# [Exercise goal]
Note how many lines contain "Ctrl" and give that number, with nothing else.
☆ ☆ ☆ ☆
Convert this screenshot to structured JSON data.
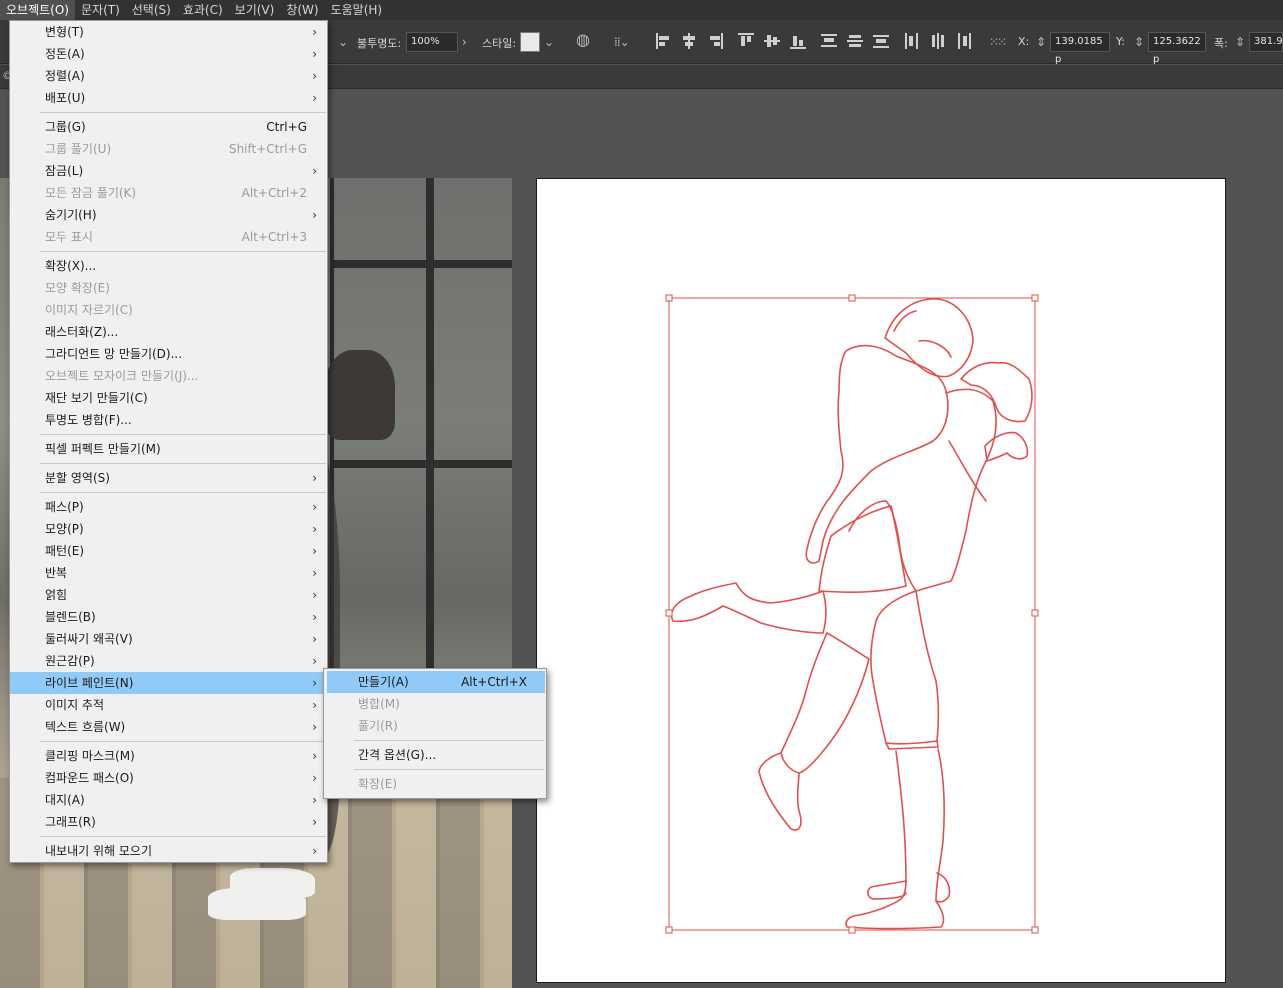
{
  "menubar": {
    "items": [
      "오브젝트(O)",
      "문자(T)",
      "선택(S)",
      "효과(C)",
      "보기(V)",
      "창(W)",
      "도움말(H)"
    ]
  },
  "control_bar": {
    "opacity_label": "불투명도:",
    "opacity_value": "100%",
    "style_label": "스타일:",
    "x_label": "X:",
    "x_value": "139.0185 p",
    "y_label": "Y:",
    "y_value": "125.3622 p",
    "w_label": "폭:",
    "w_value": "381.9"
  },
  "tab_strip": {
    "glyph": "©"
  },
  "object_menu": {
    "items": [
      {
        "label": "변형(T)",
        "shortcut": "",
        "submenu": true,
        "disabled": false
      },
      {
        "label": "정돈(A)",
        "shortcut": "",
        "submenu": true,
        "disabled": false
      },
      {
        "label": "정렬(A)",
        "shortcut": "",
        "submenu": true,
        "disabled": false
      },
      {
        "label": "배포(U)",
        "shortcut": "",
        "submenu": true,
        "disabled": false
      },
      {
        "label": "그룹(G)",
        "shortcut": "Ctrl+G",
        "submenu": false,
        "disabled": false
      },
      {
        "label": "그룹 풀기(U)",
        "shortcut": "Shift+Ctrl+G",
        "submenu": false,
        "disabled": true
      },
      {
        "label": "잠금(L)",
        "shortcut": "",
        "submenu": true,
        "disabled": false
      },
      {
        "label": "모든 잠금 풀기(K)",
        "shortcut": "Alt+Ctrl+2",
        "submenu": false,
        "disabled": true
      },
      {
        "label": "숨기기(H)",
        "shortcut": "",
        "submenu": true,
        "disabled": false
      },
      {
        "label": "모두 표시",
        "shortcut": "Alt+Ctrl+3",
        "submenu": false,
        "disabled": true
      },
      {
        "label": "확장(X)...",
        "shortcut": "",
        "submenu": false,
        "disabled": false
      },
      {
        "label": "모양 확장(E)",
        "shortcut": "",
        "submenu": false,
        "disabled": true
      },
      {
        "label": "이미지 자르기(C)",
        "shortcut": "",
        "submenu": false,
        "disabled": true
      },
      {
        "label": "래스터화(Z)...",
        "shortcut": "",
        "submenu": false,
        "disabled": false
      },
      {
        "label": "그라디언트 망 만들기(D)...",
        "shortcut": "",
        "submenu": false,
        "disabled": false
      },
      {
        "label": "오브젝트 모자이크 만들기(J)...",
        "shortcut": "",
        "submenu": false,
        "disabled": true
      },
      {
        "label": "재단 보기 만들기(C)",
        "shortcut": "",
        "submenu": false,
        "disabled": false
      },
      {
        "label": "투명도 병합(F)...",
        "shortcut": "",
        "submenu": false,
        "disabled": false
      },
      {
        "label": "픽셀 퍼펙트 만들기(M)",
        "shortcut": "",
        "submenu": false,
        "disabled": false
      },
      {
        "label": "분할 영역(S)",
        "shortcut": "",
        "submenu": true,
        "disabled": false
      },
      {
        "label": "패스(P)",
        "shortcut": "",
        "submenu": true,
        "disabled": false
      },
      {
        "label": "모양(P)",
        "shortcut": "",
        "submenu": true,
        "disabled": false
      },
      {
        "label": "패턴(E)",
        "shortcut": "",
        "submenu": true,
        "disabled": false
      },
      {
        "label": "반복",
        "shortcut": "",
        "submenu": true,
        "disabled": false
      },
      {
        "label": "얽힘",
        "shortcut": "",
        "submenu": true,
        "disabled": false
      },
      {
        "label": "블렌드(B)",
        "shortcut": "",
        "submenu": true,
        "disabled": false
      },
      {
        "label": "둘러싸기 왜곡(V)",
        "shortcut": "",
        "submenu": true,
        "disabled": false
      },
      {
        "label": "원근감(P)",
        "shortcut": "",
        "submenu": true,
        "disabled": false
      },
      {
        "label": "라이브 페인트(N)",
        "shortcut": "",
        "submenu": true,
        "disabled": false,
        "highlighted": true
      },
      {
        "label": "이미지 추적",
        "shortcut": "",
        "submenu": true,
        "disabled": false
      },
      {
        "label": "텍스트 흐름(W)",
        "shortcut": "",
        "submenu": true,
        "disabled": false
      },
      {
        "label": "클리핑 마스크(M)",
        "shortcut": "",
        "submenu": true,
        "disabled": false
      },
      {
        "label": "컴파운드 패스(O)",
        "shortcut": "",
        "submenu": true,
        "disabled": false
      },
      {
        "label": "대지(A)",
        "shortcut": "",
        "submenu": true,
        "disabled": false
      },
      {
        "label": "그래프(R)",
        "shortcut": "",
        "submenu": true,
        "disabled": false
      },
      {
        "label": "내보내기 위해 모으기",
        "shortcut": "",
        "submenu": true,
        "disabled": false
      }
    ]
  },
  "live_paint_submenu": {
    "items": [
      {
        "label": "만들기(A)",
        "shortcut": "Alt+Ctrl+X",
        "disabled": false,
        "highlighted": true
      },
      {
        "label": "병합(M)",
        "shortcut": "",
        "disabled": true
      },
      {
        "label": "풀기(R)",
        "shortcut": "",
        "disabled": true
      },
      {
        "label": "간격 옵션(G)...",
        "shortcut": "",
        "disabled": false
      },
      {
        "label": "확장(E)",
        "shortcut": "",
        "disabled": true
      }
    ]
  },
  "colors": {
    "menu_highlight": "#91c9f7",
    "outline_stroke": "#e0504e",
    "workspace": "#535353",
    "artboard": "#ffffff"
  }
}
☆ ☆ ☆ ☆
# [Solution for this task]
5